[Dataset entries]
····················

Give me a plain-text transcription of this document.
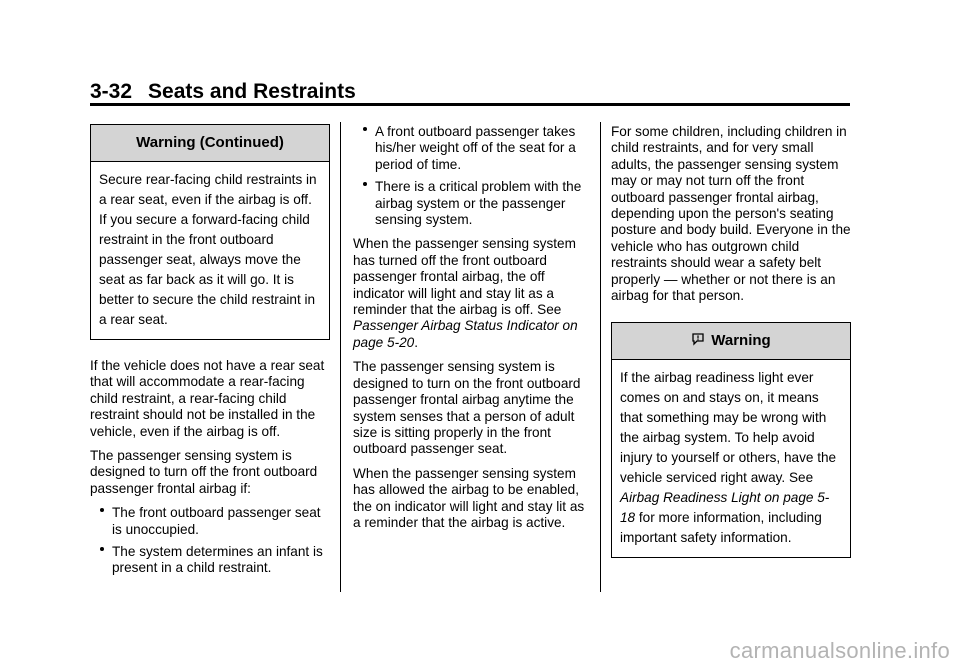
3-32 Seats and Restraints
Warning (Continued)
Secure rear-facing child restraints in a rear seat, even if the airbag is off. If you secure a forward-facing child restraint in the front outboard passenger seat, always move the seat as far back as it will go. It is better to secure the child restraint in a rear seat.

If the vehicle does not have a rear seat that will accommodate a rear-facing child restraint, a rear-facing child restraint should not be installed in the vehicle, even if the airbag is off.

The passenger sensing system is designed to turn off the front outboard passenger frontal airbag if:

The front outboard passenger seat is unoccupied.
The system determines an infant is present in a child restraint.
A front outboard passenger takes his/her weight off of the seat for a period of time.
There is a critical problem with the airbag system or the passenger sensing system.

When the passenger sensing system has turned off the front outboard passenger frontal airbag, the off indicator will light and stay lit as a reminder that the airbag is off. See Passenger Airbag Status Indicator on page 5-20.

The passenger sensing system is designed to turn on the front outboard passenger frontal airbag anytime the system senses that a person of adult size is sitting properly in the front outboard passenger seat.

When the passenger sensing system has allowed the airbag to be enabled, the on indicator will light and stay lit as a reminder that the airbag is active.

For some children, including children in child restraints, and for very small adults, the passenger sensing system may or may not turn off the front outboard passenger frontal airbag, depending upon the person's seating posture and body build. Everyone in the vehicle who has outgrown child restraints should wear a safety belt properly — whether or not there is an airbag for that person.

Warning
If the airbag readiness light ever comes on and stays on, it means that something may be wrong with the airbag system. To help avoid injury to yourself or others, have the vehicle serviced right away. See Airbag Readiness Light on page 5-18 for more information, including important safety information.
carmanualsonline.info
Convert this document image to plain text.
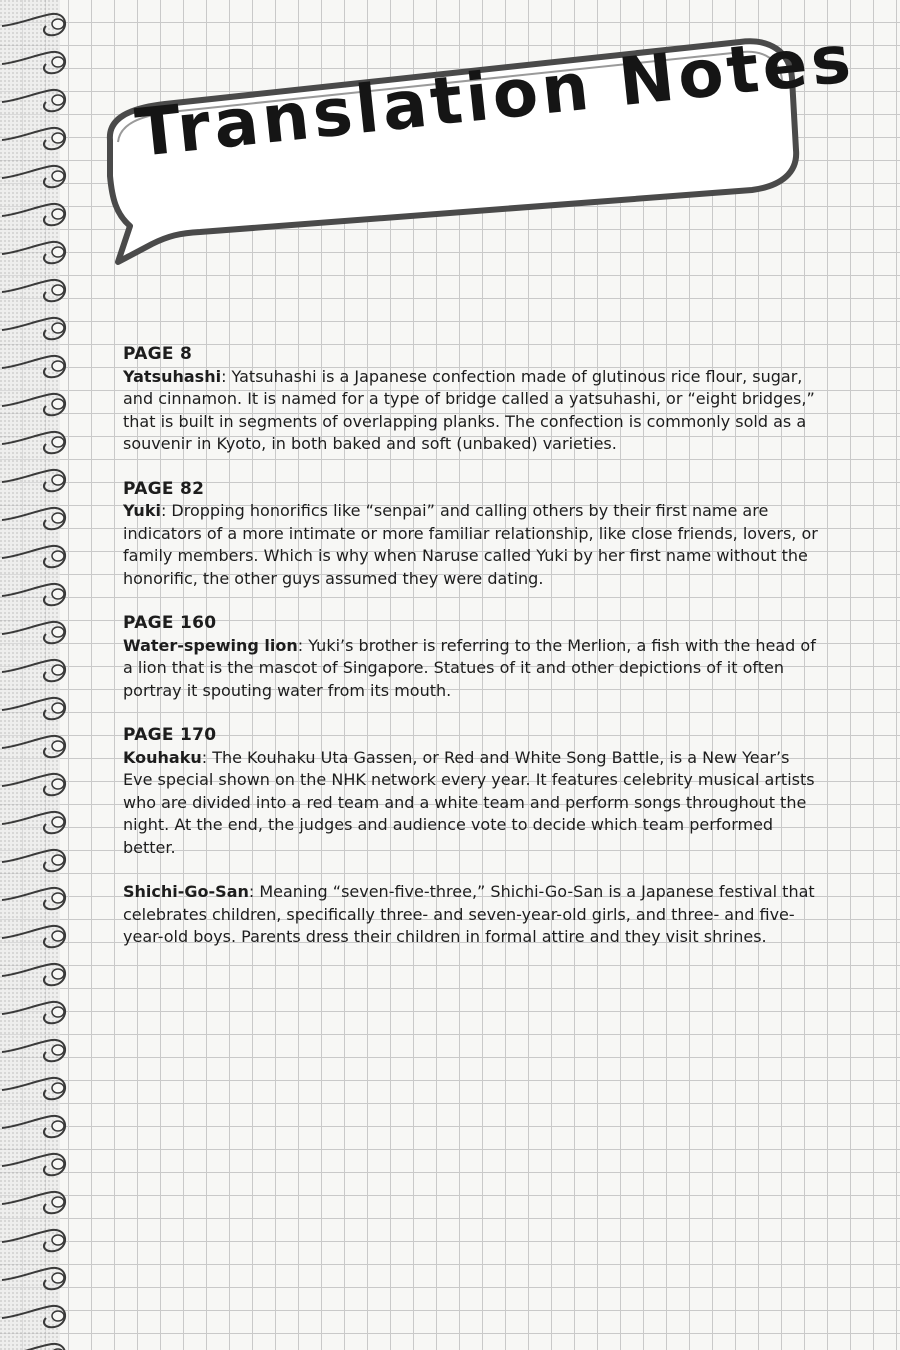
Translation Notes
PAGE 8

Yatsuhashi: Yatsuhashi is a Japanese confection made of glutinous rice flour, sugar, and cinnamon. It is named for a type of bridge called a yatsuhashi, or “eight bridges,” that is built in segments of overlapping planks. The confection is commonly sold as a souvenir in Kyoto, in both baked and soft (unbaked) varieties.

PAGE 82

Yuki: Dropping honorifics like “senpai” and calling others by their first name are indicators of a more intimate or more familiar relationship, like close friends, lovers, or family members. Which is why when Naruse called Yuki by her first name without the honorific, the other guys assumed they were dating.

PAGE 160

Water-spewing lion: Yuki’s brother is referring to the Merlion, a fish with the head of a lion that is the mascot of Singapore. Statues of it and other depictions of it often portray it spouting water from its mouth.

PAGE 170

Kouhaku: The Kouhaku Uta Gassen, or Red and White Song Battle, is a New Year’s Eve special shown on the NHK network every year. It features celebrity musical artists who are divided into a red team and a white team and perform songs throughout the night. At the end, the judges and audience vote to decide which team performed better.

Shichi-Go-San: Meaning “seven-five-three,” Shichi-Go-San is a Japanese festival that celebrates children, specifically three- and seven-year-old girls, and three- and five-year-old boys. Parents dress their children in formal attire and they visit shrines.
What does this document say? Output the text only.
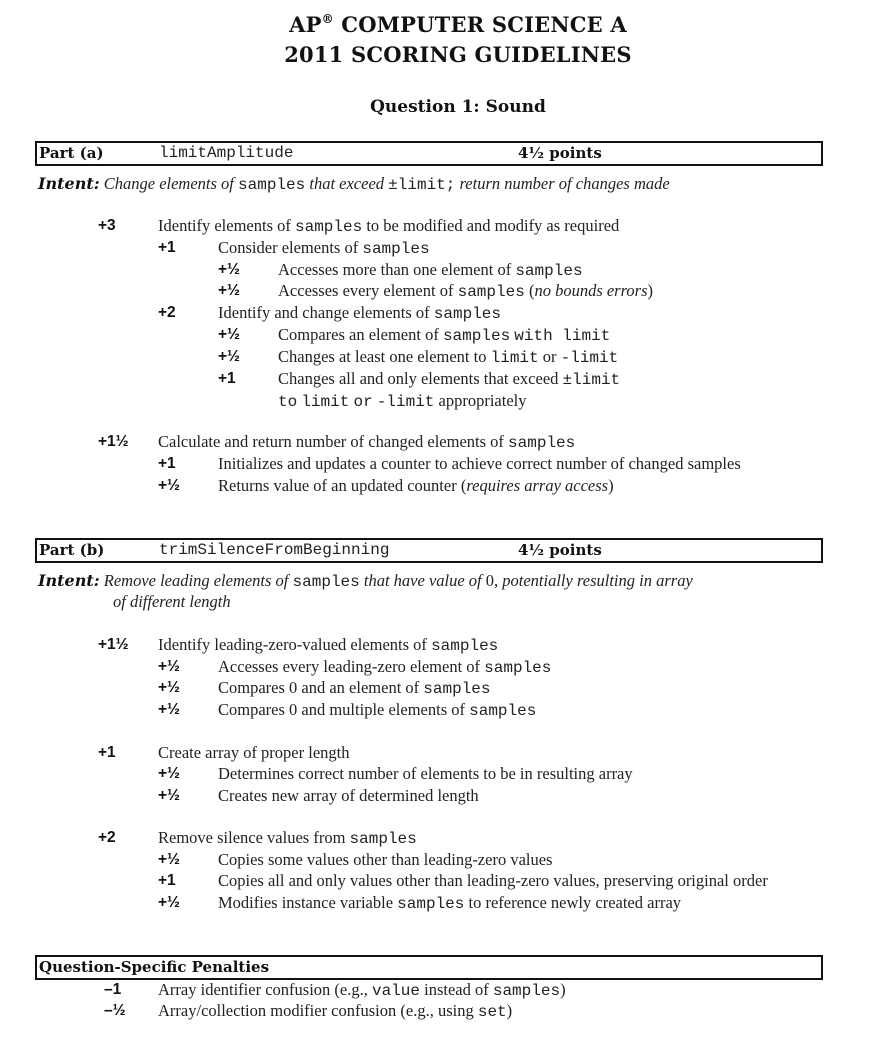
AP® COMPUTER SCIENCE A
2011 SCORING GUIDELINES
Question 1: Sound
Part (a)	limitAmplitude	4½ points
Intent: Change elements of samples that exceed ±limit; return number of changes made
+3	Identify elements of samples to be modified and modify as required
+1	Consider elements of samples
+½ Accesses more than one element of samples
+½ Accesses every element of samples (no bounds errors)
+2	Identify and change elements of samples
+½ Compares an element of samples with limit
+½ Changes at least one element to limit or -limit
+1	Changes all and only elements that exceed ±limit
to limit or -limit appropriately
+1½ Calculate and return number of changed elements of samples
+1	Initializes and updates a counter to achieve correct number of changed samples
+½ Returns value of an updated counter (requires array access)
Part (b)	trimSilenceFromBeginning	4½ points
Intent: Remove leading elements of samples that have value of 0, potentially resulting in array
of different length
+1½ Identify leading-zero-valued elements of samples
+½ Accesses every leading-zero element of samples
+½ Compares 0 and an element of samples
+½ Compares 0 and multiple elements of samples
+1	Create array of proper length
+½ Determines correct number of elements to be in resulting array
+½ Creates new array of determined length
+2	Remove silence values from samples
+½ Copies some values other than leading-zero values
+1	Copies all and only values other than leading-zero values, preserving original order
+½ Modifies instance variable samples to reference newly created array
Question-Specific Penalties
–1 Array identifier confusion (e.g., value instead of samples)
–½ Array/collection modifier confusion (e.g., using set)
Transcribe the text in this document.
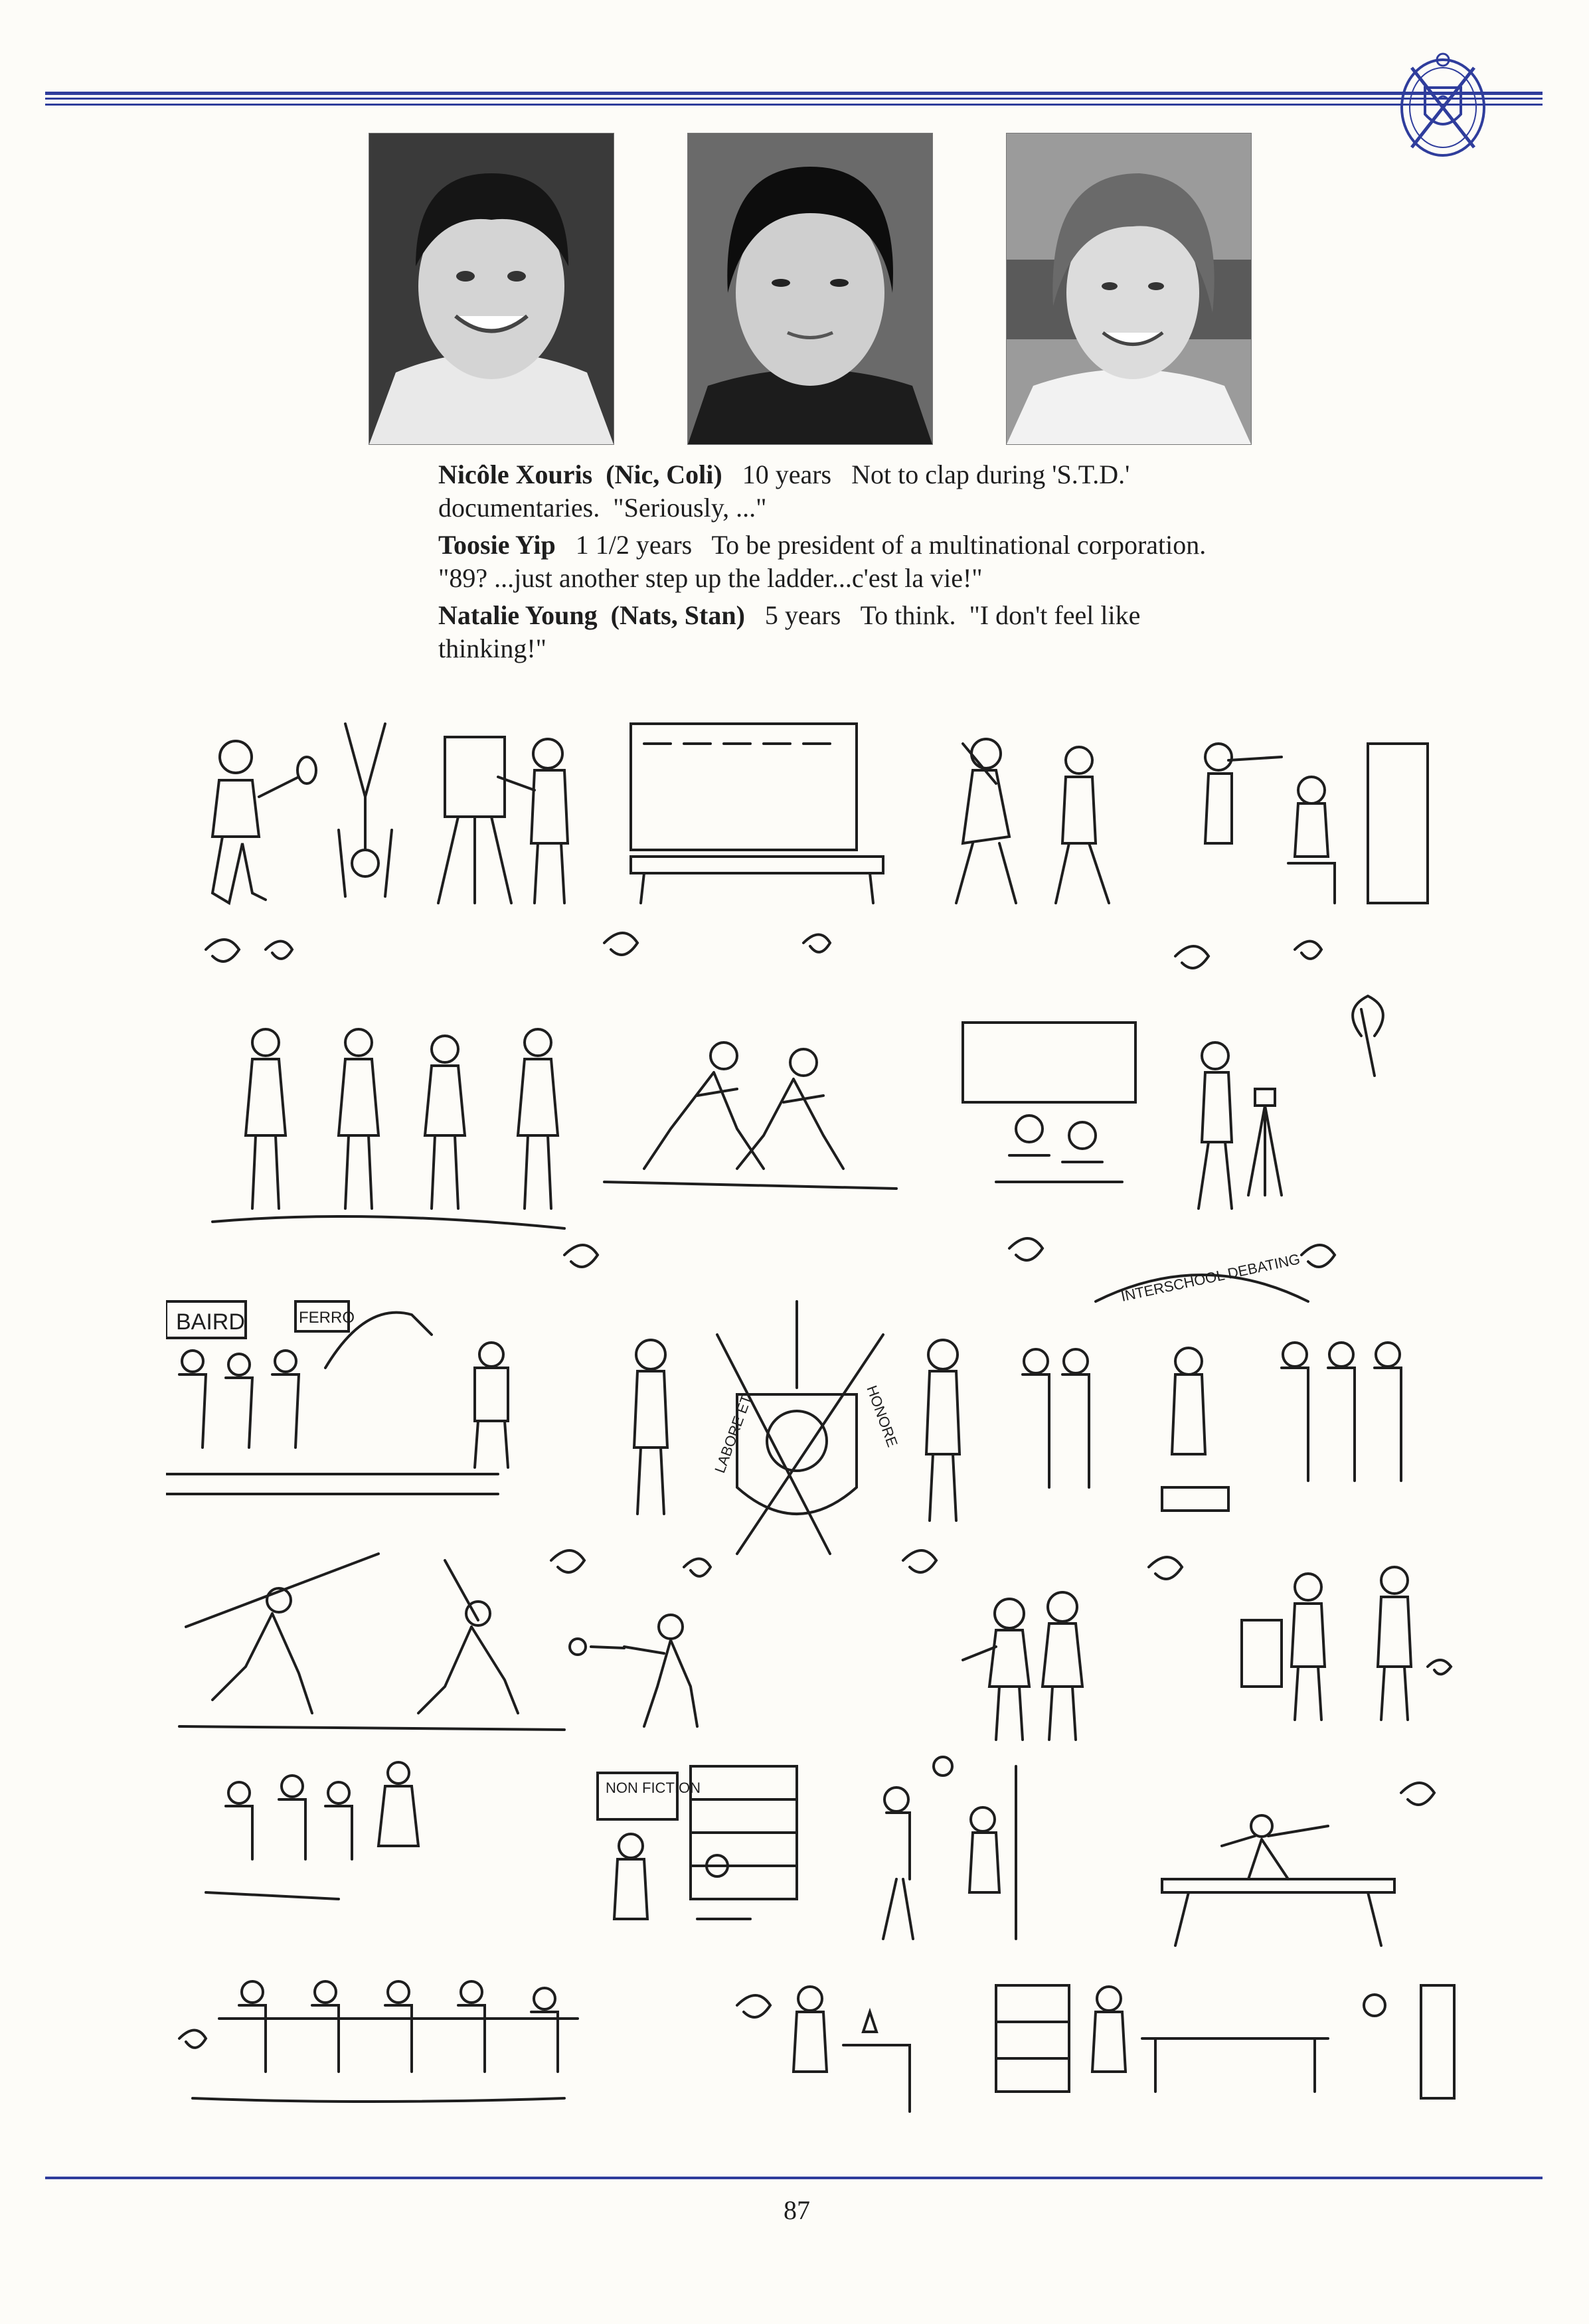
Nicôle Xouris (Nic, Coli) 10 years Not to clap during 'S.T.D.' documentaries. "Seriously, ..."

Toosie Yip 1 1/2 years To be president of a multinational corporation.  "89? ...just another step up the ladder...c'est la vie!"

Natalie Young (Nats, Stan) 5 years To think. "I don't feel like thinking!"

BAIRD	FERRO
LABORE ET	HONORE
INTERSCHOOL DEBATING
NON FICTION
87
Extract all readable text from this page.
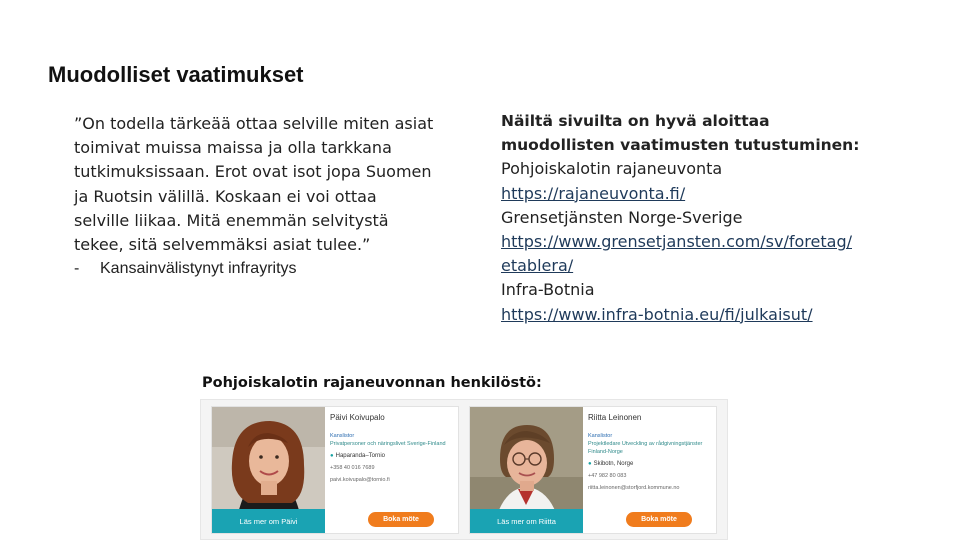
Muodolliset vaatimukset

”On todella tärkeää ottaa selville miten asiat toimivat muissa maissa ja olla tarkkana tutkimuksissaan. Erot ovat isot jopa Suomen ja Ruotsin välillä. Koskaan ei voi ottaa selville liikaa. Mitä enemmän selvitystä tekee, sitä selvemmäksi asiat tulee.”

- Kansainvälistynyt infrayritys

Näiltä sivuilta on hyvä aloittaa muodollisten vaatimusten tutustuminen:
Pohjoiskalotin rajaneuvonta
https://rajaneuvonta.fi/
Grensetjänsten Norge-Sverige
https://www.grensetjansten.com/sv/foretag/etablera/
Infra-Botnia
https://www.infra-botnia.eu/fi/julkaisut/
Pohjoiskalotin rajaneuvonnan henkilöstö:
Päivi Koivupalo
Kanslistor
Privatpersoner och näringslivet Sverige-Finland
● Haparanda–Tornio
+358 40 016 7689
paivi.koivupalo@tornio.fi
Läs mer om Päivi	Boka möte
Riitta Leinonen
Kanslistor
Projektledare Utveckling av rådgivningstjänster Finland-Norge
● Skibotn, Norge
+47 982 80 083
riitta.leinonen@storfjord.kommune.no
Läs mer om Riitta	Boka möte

····················

Goal:
Where a line above holds the string "Question", show that line.

Full answer:
Question 1: Sound
Question-Specific Penalties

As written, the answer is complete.